◆ **Objective**
Work through the material below line by line and say how many lines include the word "text". Only the number, please.

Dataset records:
[Start]
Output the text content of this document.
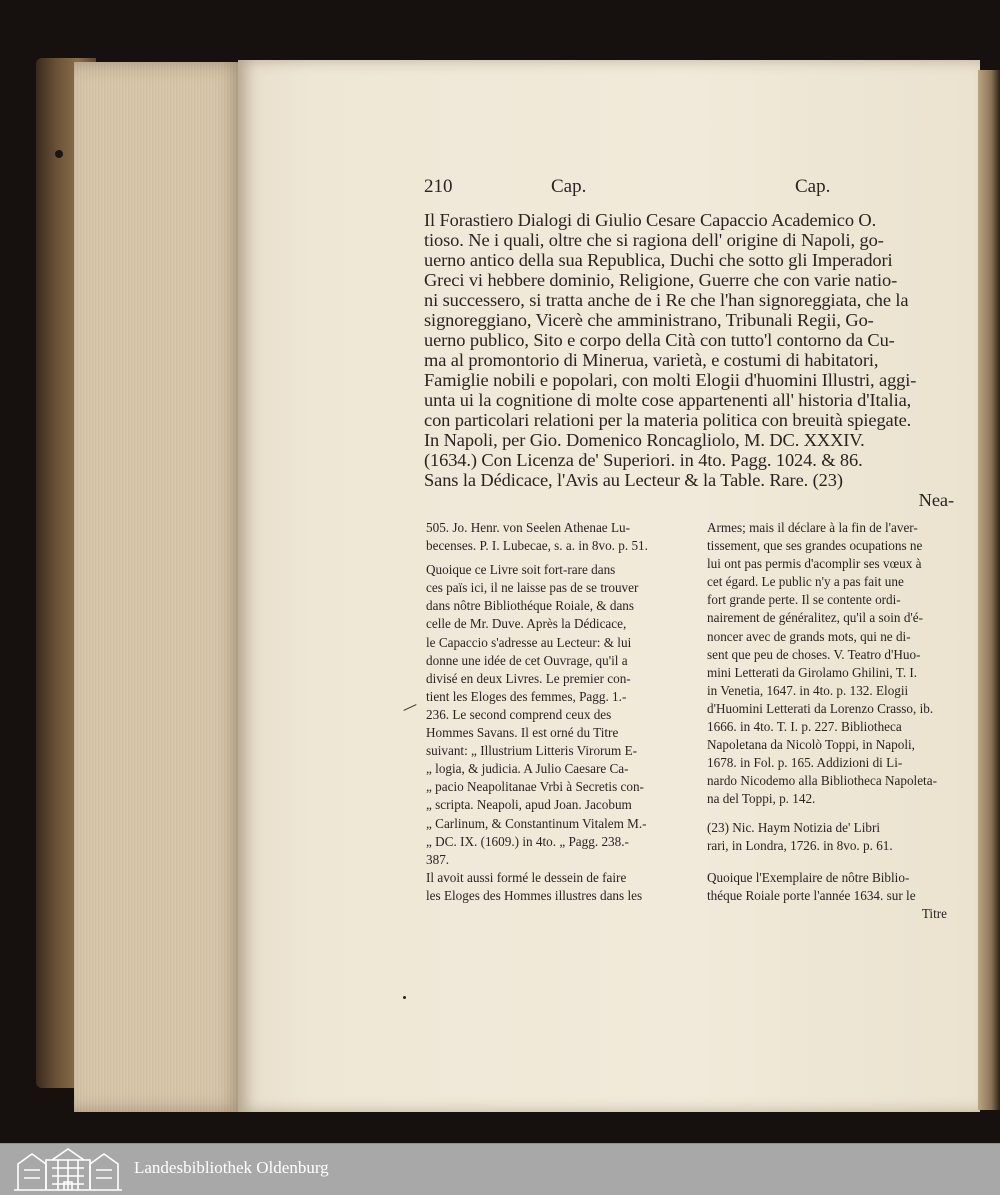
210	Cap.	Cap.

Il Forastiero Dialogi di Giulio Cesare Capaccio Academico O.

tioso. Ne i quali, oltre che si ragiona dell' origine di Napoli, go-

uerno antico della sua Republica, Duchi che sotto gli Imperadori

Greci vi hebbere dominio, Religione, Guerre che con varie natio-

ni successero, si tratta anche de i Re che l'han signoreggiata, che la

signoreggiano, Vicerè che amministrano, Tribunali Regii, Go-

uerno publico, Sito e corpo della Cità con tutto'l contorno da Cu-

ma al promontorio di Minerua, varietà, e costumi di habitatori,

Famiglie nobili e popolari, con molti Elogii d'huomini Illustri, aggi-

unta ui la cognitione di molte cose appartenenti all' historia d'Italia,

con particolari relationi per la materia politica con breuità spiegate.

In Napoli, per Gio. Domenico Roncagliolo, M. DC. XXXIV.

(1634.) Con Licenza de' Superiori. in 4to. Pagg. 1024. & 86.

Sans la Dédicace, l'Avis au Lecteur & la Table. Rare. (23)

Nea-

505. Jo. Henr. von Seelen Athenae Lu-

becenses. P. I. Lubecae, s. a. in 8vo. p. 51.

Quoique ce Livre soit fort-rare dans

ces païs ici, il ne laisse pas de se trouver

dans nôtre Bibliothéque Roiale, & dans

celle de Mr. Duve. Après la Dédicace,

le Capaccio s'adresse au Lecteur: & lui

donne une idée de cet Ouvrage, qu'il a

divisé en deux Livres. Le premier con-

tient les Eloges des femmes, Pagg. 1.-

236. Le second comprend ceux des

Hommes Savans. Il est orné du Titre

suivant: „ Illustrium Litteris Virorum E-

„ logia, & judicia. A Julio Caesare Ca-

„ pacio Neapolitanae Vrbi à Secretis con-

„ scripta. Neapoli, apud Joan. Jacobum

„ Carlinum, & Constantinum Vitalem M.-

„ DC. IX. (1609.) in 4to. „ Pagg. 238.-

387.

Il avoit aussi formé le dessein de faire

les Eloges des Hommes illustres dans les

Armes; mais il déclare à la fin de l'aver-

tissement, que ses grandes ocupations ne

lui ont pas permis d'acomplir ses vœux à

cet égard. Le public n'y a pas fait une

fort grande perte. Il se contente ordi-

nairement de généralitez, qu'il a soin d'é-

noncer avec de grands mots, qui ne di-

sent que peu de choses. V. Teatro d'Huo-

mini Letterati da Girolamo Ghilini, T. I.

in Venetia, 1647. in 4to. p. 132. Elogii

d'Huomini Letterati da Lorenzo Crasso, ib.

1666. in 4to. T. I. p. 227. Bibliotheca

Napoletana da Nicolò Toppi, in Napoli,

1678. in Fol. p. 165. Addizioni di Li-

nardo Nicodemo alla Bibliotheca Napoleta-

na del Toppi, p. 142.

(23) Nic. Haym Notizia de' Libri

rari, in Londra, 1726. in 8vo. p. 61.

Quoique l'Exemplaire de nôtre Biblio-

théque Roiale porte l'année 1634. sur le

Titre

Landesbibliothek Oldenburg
[End]
[Start]
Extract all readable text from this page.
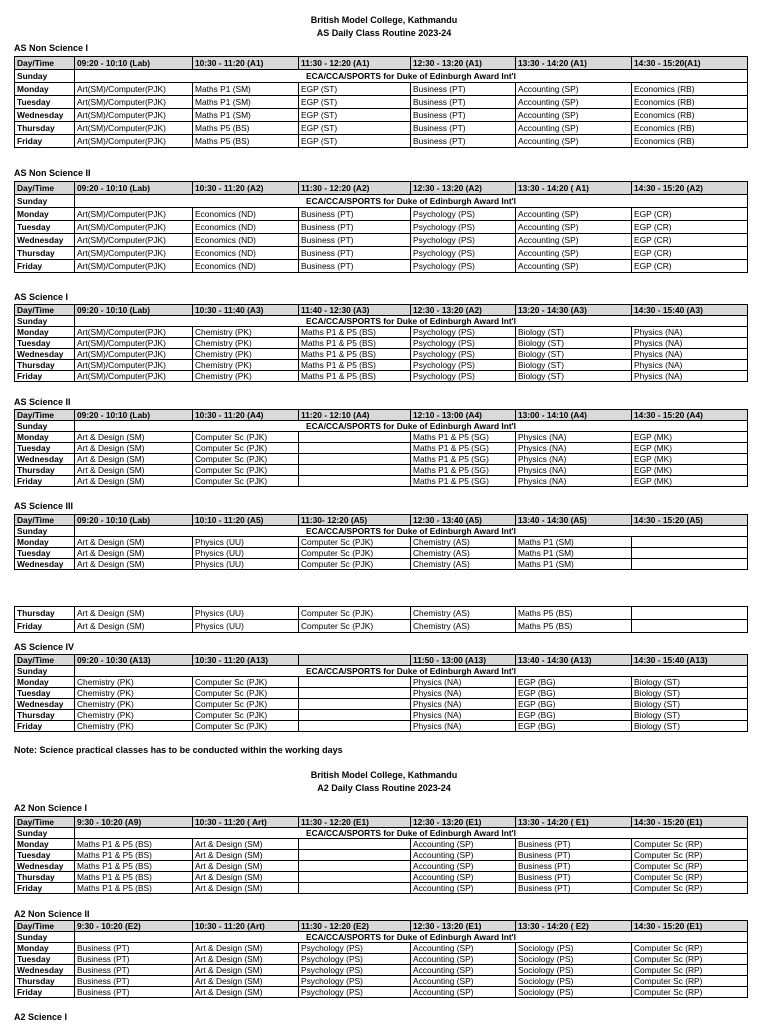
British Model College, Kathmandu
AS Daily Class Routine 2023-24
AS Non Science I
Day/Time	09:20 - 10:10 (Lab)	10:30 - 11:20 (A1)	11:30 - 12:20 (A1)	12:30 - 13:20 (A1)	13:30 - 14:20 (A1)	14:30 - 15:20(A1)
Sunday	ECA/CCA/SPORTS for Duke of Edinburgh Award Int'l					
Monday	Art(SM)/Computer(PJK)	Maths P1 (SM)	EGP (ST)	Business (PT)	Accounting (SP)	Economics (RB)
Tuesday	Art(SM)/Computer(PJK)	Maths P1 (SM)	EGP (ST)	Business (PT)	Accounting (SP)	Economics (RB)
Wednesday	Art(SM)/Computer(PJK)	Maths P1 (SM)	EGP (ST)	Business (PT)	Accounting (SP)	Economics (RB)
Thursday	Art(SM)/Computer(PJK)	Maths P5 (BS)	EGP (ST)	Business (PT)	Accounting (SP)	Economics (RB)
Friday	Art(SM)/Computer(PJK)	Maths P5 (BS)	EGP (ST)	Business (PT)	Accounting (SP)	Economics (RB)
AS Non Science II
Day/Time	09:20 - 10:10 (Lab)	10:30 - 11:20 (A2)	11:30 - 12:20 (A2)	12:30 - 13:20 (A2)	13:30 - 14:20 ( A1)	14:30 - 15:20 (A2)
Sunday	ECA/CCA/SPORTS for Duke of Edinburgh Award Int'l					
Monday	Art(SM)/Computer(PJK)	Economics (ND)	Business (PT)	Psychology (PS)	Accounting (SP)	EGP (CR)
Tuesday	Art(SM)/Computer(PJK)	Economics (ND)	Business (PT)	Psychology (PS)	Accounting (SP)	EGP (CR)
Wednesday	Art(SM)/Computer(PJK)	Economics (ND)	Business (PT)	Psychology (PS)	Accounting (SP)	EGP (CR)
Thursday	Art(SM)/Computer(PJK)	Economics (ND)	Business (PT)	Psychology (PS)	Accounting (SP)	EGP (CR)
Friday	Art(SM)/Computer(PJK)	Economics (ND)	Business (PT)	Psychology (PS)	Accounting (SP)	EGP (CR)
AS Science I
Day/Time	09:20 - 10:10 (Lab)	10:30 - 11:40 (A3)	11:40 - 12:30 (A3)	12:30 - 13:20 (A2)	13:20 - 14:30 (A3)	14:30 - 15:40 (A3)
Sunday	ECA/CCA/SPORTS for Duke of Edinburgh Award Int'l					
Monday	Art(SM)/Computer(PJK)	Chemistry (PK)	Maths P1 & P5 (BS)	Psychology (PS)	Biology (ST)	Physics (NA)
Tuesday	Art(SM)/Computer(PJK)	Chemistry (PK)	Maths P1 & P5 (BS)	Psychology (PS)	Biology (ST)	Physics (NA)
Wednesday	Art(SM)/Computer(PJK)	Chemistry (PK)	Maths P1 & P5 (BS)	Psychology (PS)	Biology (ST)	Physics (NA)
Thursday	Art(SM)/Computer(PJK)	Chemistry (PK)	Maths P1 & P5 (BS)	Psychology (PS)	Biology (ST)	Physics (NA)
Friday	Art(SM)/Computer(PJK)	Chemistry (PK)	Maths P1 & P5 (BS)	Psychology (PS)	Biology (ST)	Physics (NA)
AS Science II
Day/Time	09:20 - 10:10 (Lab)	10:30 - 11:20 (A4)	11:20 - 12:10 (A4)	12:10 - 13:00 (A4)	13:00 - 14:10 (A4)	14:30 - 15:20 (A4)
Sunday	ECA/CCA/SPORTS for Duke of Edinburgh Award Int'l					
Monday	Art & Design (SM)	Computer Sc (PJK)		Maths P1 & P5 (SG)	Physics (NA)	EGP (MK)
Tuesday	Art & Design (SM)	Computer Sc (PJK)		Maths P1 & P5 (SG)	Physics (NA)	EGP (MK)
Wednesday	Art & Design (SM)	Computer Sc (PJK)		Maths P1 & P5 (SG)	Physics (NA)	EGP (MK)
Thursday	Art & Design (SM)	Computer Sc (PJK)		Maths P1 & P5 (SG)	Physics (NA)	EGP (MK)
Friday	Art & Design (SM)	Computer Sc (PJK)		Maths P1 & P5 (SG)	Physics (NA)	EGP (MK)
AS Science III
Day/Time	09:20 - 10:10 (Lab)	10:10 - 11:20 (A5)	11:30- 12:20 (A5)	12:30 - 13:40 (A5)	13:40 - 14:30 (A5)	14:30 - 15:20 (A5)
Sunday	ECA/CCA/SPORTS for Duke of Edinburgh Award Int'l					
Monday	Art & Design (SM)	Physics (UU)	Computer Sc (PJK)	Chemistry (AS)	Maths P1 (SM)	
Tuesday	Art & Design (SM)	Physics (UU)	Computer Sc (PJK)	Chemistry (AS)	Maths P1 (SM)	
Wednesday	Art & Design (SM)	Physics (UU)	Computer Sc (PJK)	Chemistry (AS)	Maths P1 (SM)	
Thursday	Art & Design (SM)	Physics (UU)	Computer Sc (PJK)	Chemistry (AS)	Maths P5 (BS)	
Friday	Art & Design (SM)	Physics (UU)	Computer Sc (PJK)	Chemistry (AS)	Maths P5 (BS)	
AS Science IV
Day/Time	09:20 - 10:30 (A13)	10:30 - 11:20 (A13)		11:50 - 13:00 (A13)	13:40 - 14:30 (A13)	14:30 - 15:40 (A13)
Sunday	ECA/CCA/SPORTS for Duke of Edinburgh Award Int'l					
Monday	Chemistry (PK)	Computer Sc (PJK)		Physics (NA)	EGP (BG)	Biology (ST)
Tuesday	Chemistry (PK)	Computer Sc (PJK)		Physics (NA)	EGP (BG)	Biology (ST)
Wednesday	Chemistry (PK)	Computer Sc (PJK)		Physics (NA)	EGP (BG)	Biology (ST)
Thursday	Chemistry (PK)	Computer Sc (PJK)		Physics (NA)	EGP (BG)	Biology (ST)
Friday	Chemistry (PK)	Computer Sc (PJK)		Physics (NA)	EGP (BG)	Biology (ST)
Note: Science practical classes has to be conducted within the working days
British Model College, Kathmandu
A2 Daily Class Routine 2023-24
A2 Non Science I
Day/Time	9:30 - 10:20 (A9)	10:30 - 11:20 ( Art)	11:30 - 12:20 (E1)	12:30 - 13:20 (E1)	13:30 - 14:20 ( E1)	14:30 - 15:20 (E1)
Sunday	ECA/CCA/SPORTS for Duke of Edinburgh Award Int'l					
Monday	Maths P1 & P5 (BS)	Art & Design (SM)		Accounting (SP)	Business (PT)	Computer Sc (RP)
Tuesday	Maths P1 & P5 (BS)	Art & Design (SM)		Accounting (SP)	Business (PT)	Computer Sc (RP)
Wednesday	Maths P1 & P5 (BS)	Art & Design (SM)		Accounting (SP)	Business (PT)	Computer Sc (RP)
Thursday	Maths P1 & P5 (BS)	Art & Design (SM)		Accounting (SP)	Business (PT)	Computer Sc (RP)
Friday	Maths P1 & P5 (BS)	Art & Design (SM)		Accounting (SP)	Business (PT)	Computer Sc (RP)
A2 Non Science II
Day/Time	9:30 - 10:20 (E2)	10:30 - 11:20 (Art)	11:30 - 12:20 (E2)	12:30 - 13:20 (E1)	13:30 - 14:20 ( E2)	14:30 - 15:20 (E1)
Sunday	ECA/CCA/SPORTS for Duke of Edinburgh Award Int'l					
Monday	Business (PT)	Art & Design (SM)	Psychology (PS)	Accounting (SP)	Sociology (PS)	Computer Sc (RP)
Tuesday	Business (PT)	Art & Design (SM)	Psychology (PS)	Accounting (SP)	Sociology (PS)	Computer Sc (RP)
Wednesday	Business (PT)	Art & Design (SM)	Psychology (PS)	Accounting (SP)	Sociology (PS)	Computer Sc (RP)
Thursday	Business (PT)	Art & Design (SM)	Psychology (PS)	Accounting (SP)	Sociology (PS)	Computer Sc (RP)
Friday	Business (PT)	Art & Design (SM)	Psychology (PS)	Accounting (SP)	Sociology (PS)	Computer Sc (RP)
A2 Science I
[End]
[Start]
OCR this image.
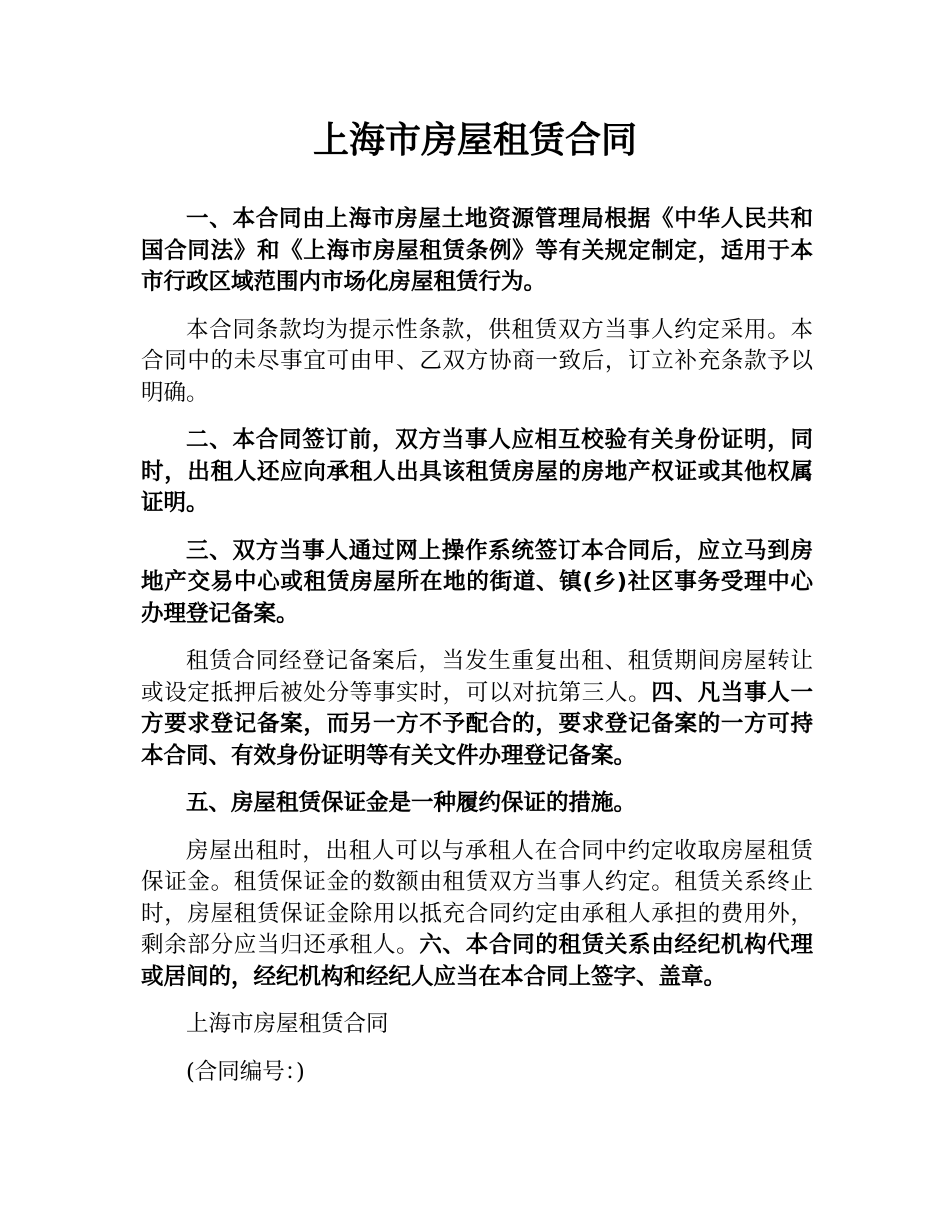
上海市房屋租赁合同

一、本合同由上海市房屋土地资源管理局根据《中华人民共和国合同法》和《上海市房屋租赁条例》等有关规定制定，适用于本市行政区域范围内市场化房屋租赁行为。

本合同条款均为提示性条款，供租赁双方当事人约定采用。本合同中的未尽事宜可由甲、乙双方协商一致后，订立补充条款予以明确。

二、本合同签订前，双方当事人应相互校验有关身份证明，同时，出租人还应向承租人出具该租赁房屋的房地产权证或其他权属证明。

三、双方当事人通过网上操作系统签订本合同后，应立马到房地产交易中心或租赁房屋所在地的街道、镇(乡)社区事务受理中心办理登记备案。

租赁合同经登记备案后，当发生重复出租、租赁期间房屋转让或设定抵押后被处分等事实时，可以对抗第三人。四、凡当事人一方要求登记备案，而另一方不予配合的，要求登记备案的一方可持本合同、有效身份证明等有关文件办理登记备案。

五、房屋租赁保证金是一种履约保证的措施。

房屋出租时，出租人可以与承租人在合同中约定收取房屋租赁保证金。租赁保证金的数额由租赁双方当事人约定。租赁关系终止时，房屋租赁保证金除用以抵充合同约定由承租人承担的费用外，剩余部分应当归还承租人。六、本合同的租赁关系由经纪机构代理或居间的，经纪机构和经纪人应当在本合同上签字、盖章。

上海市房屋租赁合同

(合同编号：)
[End]
◆ **Response**
2